___ Data listing ___
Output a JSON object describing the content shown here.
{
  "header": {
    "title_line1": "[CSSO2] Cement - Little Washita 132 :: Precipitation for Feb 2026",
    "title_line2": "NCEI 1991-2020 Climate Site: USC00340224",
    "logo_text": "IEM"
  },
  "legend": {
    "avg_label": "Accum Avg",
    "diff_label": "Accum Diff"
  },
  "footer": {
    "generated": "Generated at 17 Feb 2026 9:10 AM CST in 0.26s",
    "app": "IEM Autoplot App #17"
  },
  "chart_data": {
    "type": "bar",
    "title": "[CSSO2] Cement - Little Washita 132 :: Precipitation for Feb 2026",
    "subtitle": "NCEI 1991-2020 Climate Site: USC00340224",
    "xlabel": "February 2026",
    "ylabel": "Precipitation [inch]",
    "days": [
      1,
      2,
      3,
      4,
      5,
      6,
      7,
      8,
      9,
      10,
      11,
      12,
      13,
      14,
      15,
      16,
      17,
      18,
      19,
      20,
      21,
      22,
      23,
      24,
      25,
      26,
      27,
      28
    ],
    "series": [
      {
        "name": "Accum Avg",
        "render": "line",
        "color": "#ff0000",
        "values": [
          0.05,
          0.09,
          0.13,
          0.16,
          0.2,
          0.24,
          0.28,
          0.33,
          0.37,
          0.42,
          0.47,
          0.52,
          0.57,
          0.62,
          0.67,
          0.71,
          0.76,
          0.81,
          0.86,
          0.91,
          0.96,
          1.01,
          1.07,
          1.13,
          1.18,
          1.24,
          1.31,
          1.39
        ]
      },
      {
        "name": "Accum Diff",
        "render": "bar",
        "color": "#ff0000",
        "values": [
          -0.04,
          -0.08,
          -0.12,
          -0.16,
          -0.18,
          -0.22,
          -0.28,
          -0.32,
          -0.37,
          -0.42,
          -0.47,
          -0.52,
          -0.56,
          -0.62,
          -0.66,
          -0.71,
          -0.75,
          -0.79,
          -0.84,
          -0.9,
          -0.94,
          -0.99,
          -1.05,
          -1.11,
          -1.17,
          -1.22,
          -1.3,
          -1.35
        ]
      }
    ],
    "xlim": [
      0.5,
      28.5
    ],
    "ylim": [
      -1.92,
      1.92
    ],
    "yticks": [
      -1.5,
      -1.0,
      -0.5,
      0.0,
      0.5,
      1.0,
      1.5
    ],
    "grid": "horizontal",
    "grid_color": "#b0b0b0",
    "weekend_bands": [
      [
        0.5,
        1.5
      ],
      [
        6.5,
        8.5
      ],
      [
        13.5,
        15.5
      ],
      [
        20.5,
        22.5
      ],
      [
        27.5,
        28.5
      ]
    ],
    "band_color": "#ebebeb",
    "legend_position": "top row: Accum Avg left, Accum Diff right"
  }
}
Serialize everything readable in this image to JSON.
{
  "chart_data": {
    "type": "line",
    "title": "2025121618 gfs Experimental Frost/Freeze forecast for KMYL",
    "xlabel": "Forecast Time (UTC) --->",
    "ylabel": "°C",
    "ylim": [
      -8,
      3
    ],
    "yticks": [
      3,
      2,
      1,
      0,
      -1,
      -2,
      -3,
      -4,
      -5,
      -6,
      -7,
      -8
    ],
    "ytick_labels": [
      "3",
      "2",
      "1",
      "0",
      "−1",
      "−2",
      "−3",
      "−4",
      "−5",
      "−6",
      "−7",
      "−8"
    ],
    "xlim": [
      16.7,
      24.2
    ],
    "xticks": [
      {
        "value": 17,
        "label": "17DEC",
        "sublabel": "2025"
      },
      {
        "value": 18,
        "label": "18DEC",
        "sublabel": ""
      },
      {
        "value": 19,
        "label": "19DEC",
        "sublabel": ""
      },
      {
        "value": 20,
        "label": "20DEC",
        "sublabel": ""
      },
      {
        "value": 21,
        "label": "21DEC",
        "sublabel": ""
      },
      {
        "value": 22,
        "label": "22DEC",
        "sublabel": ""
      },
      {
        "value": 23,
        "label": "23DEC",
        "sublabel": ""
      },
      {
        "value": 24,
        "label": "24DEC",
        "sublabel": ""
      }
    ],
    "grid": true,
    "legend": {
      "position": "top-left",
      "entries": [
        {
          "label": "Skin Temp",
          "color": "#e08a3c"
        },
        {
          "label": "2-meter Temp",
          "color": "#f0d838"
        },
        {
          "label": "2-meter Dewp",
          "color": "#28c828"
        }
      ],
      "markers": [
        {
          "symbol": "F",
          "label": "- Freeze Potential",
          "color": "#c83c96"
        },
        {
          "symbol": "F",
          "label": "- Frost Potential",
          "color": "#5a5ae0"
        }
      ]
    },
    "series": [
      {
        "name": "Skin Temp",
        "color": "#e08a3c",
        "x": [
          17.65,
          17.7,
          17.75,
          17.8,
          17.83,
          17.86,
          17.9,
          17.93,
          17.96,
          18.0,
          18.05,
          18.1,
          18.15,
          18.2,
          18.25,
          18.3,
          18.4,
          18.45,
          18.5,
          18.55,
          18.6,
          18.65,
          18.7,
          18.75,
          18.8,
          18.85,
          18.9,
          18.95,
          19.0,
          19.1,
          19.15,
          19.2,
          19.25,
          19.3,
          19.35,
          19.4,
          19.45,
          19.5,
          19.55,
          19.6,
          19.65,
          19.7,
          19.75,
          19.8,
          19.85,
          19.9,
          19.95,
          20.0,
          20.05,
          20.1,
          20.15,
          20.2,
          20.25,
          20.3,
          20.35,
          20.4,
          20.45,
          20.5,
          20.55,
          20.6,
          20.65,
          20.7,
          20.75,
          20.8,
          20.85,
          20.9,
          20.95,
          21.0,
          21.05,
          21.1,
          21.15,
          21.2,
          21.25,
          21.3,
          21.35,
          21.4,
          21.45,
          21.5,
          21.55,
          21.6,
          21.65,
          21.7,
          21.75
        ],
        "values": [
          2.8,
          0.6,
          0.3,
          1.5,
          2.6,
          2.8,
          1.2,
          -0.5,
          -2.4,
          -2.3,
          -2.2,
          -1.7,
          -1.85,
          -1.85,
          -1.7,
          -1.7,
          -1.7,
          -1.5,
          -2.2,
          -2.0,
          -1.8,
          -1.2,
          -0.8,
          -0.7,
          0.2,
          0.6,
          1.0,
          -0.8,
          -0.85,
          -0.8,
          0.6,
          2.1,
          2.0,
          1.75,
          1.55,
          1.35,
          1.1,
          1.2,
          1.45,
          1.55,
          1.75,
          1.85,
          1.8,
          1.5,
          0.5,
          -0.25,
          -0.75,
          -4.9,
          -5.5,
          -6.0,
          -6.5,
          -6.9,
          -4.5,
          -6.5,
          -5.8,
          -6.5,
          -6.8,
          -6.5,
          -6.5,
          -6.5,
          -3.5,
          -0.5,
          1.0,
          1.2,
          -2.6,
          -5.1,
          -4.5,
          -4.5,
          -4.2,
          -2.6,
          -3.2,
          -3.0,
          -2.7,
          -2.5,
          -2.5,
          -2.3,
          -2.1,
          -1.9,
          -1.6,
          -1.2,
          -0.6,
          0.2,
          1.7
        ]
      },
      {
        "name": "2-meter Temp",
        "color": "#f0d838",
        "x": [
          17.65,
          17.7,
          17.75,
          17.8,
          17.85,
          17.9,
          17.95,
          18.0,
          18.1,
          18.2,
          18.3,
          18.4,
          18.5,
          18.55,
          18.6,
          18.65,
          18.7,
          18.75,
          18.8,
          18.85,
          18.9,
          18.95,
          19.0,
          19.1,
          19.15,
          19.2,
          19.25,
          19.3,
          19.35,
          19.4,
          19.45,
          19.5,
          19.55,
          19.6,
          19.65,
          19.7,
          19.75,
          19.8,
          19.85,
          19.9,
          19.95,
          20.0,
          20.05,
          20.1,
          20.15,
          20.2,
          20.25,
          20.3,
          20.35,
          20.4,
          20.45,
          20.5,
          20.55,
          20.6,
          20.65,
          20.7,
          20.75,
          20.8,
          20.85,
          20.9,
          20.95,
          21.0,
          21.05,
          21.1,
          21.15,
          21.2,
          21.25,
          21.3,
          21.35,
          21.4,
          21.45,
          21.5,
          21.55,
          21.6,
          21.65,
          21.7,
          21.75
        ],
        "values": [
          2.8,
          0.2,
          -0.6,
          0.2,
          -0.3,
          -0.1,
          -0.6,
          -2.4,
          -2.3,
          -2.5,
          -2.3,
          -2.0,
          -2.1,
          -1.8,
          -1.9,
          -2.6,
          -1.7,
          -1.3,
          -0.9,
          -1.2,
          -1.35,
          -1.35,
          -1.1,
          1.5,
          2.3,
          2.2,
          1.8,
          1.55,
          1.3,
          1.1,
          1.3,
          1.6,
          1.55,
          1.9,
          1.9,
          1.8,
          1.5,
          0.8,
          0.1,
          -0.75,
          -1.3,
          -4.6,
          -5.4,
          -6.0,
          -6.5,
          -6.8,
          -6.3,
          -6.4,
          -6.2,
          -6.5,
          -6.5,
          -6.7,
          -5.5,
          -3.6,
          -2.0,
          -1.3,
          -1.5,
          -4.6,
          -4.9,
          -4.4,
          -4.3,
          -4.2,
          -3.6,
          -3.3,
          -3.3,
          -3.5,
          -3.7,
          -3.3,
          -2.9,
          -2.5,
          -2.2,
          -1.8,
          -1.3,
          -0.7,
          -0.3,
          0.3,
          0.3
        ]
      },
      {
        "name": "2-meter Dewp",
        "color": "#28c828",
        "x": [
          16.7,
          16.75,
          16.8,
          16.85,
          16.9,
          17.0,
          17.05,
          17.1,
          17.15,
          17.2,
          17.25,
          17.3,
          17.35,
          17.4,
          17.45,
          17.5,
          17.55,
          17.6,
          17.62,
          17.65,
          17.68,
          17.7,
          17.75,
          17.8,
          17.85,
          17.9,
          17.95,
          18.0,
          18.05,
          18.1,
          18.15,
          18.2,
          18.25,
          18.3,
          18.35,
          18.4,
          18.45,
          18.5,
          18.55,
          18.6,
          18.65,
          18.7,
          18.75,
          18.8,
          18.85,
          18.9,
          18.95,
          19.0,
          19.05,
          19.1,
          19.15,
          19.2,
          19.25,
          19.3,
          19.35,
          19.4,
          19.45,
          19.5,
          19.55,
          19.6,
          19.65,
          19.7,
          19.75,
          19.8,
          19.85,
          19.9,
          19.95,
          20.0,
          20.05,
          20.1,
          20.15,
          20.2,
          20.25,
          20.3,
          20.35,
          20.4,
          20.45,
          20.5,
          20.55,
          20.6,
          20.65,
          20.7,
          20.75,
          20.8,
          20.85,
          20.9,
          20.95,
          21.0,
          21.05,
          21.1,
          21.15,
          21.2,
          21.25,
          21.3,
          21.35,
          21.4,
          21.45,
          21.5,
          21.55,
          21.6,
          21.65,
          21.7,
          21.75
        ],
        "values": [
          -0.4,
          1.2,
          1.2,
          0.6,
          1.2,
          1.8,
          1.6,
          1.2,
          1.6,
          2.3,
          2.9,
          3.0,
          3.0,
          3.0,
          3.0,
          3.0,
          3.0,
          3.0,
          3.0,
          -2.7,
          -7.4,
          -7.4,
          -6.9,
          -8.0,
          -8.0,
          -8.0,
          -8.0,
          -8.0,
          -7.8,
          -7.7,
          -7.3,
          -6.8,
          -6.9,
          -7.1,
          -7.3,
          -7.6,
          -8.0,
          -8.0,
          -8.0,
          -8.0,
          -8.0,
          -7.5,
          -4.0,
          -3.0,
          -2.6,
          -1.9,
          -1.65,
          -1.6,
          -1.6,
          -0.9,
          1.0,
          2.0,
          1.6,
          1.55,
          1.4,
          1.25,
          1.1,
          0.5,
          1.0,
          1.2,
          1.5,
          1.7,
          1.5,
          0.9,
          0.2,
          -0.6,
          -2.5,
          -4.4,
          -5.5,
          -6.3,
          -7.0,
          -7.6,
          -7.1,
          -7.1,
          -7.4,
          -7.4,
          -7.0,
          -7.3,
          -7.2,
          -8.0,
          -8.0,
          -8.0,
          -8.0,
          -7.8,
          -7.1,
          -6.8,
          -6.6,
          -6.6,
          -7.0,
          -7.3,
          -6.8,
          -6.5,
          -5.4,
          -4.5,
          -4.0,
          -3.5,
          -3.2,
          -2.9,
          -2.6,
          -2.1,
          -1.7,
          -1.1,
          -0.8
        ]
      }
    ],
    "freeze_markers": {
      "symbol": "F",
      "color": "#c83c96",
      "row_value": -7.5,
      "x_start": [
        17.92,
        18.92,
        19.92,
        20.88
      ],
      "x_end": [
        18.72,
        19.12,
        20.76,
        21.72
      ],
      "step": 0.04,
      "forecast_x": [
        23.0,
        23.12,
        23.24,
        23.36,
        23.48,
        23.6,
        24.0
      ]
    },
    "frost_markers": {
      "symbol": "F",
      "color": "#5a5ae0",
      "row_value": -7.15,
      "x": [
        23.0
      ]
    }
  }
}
___
Aim of the exercise =
Indicate how many lines of the material include the word "ylabel"; the number alone is required.

Correct result =
2